### What to work on:
Can you update the entries below by replacing "caption heading" with "caption title" wherever it appears, leaving everything else unchanged?

### Dataset:
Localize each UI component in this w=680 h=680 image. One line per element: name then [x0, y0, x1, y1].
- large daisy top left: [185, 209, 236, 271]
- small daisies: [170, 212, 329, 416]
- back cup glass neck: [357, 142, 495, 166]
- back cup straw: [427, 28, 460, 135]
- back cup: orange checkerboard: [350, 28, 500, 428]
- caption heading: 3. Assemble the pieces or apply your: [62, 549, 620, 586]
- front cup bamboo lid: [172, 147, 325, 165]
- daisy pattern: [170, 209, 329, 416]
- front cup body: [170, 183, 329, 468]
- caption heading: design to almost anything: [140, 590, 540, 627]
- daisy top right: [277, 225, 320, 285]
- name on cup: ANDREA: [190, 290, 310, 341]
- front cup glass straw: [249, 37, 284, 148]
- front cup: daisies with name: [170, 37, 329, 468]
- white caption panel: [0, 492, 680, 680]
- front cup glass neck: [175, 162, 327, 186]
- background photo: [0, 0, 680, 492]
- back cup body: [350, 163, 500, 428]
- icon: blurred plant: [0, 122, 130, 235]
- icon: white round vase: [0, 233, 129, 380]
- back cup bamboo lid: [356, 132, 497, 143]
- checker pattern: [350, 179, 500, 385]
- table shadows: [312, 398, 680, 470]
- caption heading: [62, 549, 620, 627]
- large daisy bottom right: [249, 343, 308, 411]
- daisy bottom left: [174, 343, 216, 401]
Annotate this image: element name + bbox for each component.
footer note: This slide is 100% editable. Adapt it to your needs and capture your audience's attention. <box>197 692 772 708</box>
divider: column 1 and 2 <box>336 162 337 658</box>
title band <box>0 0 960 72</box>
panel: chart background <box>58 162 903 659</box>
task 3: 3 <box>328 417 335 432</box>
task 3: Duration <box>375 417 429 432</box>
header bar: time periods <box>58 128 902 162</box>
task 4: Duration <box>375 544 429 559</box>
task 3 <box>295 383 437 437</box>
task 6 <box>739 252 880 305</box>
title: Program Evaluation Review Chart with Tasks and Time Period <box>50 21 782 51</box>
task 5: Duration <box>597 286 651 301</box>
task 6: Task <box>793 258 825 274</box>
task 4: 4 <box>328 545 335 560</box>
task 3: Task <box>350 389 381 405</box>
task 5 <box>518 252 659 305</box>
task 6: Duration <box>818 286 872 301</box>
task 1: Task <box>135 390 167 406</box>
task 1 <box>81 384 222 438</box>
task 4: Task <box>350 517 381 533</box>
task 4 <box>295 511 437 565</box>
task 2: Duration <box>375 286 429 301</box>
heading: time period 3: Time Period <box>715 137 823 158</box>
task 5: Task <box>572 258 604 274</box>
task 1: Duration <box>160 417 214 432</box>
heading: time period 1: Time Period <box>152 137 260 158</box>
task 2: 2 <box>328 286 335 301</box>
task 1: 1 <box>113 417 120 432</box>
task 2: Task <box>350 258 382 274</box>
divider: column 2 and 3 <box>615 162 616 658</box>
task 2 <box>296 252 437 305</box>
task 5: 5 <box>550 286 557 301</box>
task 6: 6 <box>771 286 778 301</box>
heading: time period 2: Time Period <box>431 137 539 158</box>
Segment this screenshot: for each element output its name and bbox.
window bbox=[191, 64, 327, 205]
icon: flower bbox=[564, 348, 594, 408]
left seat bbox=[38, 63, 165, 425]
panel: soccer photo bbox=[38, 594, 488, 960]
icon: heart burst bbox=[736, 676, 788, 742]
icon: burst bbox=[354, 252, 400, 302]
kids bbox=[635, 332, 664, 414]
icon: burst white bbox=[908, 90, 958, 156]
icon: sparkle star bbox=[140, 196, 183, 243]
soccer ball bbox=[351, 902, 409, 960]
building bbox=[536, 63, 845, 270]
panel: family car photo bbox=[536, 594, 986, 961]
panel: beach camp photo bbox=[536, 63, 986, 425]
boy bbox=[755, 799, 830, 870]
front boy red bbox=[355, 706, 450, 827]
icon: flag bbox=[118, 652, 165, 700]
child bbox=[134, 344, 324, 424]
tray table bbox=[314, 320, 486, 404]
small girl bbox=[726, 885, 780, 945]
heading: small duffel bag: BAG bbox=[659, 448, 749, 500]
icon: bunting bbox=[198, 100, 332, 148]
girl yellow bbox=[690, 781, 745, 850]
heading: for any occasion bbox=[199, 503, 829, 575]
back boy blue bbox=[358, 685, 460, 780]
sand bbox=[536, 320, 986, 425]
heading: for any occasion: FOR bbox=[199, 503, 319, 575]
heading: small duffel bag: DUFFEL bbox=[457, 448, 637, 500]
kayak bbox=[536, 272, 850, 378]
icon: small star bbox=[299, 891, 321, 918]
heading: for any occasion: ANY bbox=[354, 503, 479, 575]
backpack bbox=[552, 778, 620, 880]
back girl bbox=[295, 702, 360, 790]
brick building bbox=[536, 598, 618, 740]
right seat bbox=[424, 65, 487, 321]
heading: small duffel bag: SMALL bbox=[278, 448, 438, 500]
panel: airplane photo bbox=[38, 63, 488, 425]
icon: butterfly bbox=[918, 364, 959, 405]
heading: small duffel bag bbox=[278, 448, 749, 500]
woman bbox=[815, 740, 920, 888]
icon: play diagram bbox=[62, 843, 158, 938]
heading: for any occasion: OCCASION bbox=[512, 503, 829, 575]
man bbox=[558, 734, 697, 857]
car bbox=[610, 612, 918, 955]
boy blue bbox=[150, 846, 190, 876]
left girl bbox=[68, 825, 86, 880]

### Answer below:
Localize each UI component in this w=680 h=680 image. One line per element: name then [x0, y0, x1, y1].
- large daisy top left: [185, 209, 236, 271]
- small daisies: [170, 212, 329, 416]
- back cup glass neck: [357, 142, 495, 166]
- back cup straw: [427, 28, 460, 135]
- back cup: orange checkerboard: [350, 28, 500, 428]
- caption title: 3. Assemble the pieces or apply your: [62, 549, 620, 586]
- front cup bamboo lid: [172, 147, 325, 165]
- daisy pattern: [170, 209, 329, 416]
- front cup body: [170, 183, 329, 468]
- caption title: design to almost anything: [140, 590, 540, 627]
- daisy top right: [277, 225, 320, 285]
- name on cup: ANDREA: [190, 290, 310, 341]
- front cup glass straw: [249, 37, 284, 148]
- front cup: daisies with name: [170, 37, 329, 468]
- white caption panel: [0, 492, 680, 680]
- front cup glass neck: [175, 162, 327, 186]
- background photo: [0, 0, 680, 492]
- back cup body: [350, 163, 500, 428]
- icon: blurred plant: [0, 122, 130, 235]
- icon: white round vase: [0, 233, 129, 380]
- back cup bamboo lid: [356, 132, 497, 143]
- checker pattern: [350, 179, 500, 385]
- table shadows: [312, 398, 680, 470]
- caption title: [62, 549, 620, 627]
- large daisy bottom right: [249, 343, 308, 411]
- daisy bottom left: [174, 343, 216, 401]
Annotate this image: element name + bbox for each component.
footer note: This slide is 100% editable. Adapt it to your needs and capture your audience's attention. <box>197 692 772 708</box>
divider: column 1 and 2 <box>336 162 337 658</box>
title band <box>0 0 960 72</box>
panel: chart background <box>58 162 903 659</box>
task 3: 3 <box>328 417 335 432</box>
task 3: Duration <box>375 417 429 432</box>
header bar: time periods <box>58 128 902 162</box>
task 4: Duration <box>375 544 429 559</box>
task 3 <box>295 383 437 437</box>
task 6 <box>739 252 880 305</box>
title: Program Evaluation Review Chart with Tasks and Time Period <box>50 21 782 51</box>
task 5: Duration <box>597 286 651 301</box>
task 6: Task <box>793 258 825 274</box>
task 4: 4 <box>328 545 335 560</box>
task 3: Task <box>350 389 381 405</box>
task 5 <box>518 252 659 305</box>
task 6: Duration <box>818 286 872 301</box>
task 1: Task <box>135 390 167 406</box>
task 1 <box>81 384 222 438</box>
task 4: Task <box>350 517 381 533</box>
task 4 <box>295 511 437 565</box>
task 2: Duration <box>375 286 429 301</box>
heading: time period 3: Time Period <box>715 137 823 158</box>
task 5: Task <box>572 258 604 274</box>
task 1: Duration <box>160 417 214 432</box>
heading: time period 1: Time Period <box>152 137 260 158</box>
task 2: 2 <box>328 286 335 301</box>
task 1: 1 <box>113 417 120 432</box>
task 2: Task <box>350 258 382 274</box>
divider: column 2 and 3 <box>615 162 616 658</box>
task 2 <box>296 252 437 305</box>
task 5: 5 <box>550 286 557 301</box>
task 6: 6 <box>771 286 778 301</box>
heading: time period 2: Time Period <box>431 137 539 158</box>
Segment this screenshot: for each element output its name and bbox.
window bbox=[191, 64, 327, 205]
icon: flower bbox=[564, 348, 594, 408]
left seat bbox=[38, 63, 165, 425]
panel: soccer photo bbox=[38, 594, 488, 960]
icon: heart burst bbox=[736, 676, 788, 742]
icon: burst bbox=[354, 252, 400, 302]
kids bbox=[635, 332, 664, 414]
icon: burst white bbox=[908, 90, 958, 156]
icon: sparkle star bbox=[140, 196, 183, 243]
soccer ball bbox=[351, 902, 409, 960]
building bbox=[536, 63, 845, 270]
panel: family car photo bbox=[536, 594, 986, 961]
panel: beach camp photo bbox=[536, 63, 986, 425]
boy bbox=[755, 799, 830, 870]
front boy red bbox=[355, 706, 450, 827]
icon: flag bbox=[118, 652, 165, 700]
child bbox=[134, 344, 324, 424]
tray table bbox=[314, 320, 486, 404]
small girl bbox=[726, 885, 780, 945]
heading: small duffel bag: BAG bbox=[659, 448, 749, 500]
icon: bunting bbox=[198, 100, 332, 148]
girl yellow bbox=[690, 781, 745, 850]
heading: for any occasion bbox=[199, 503, 829, 575]
back boy blue bbox=[358, 685, 460, 780]
sand bbox=[536, 320, 986, 425]
heading: for any occasion: FOR bbox=[199, 503, 319, 575]
heading: small duffel bag: DUFFEL bbox=[457, 448, 637, 500]
kayak bbox=[536, 272, 850, 378]
icon: small star bbox=[299, 891, 321, 918]
heading: for any occasion: ANY bbox=[354, 503, 479, 575]
backpack bbox=[552, 778, 620, 880]
back girl bbox=[295, 702, 360, 790]
brick building bbox=[536, 598, 618, 740]
right seat bbox=[424, 65, 487, 321]
heading: small duffel bag: SMALL bbox=[278, 448, 438, 500]
panel: airplane photo bbox=[38, 63, 488, 425]
icon: butterfly bbox=[918, 364, 959, 405]
heading: small duffel bag bbox=[278, 448, 749, 500]
woman bbox=[815, 740, 920, 888]
icon: play diagram bbox=[62, 843, 158, 938]
heading: for any occasion: OCCASION bbox=[512, 503, 829, 575]
man bbox=[558, 734, 697, 857]
car bbox=[610, 612, 918, 955]
boy blue bbox=[150, 846, 190, 876]
left girl bbox=[68, 825, 86, 880]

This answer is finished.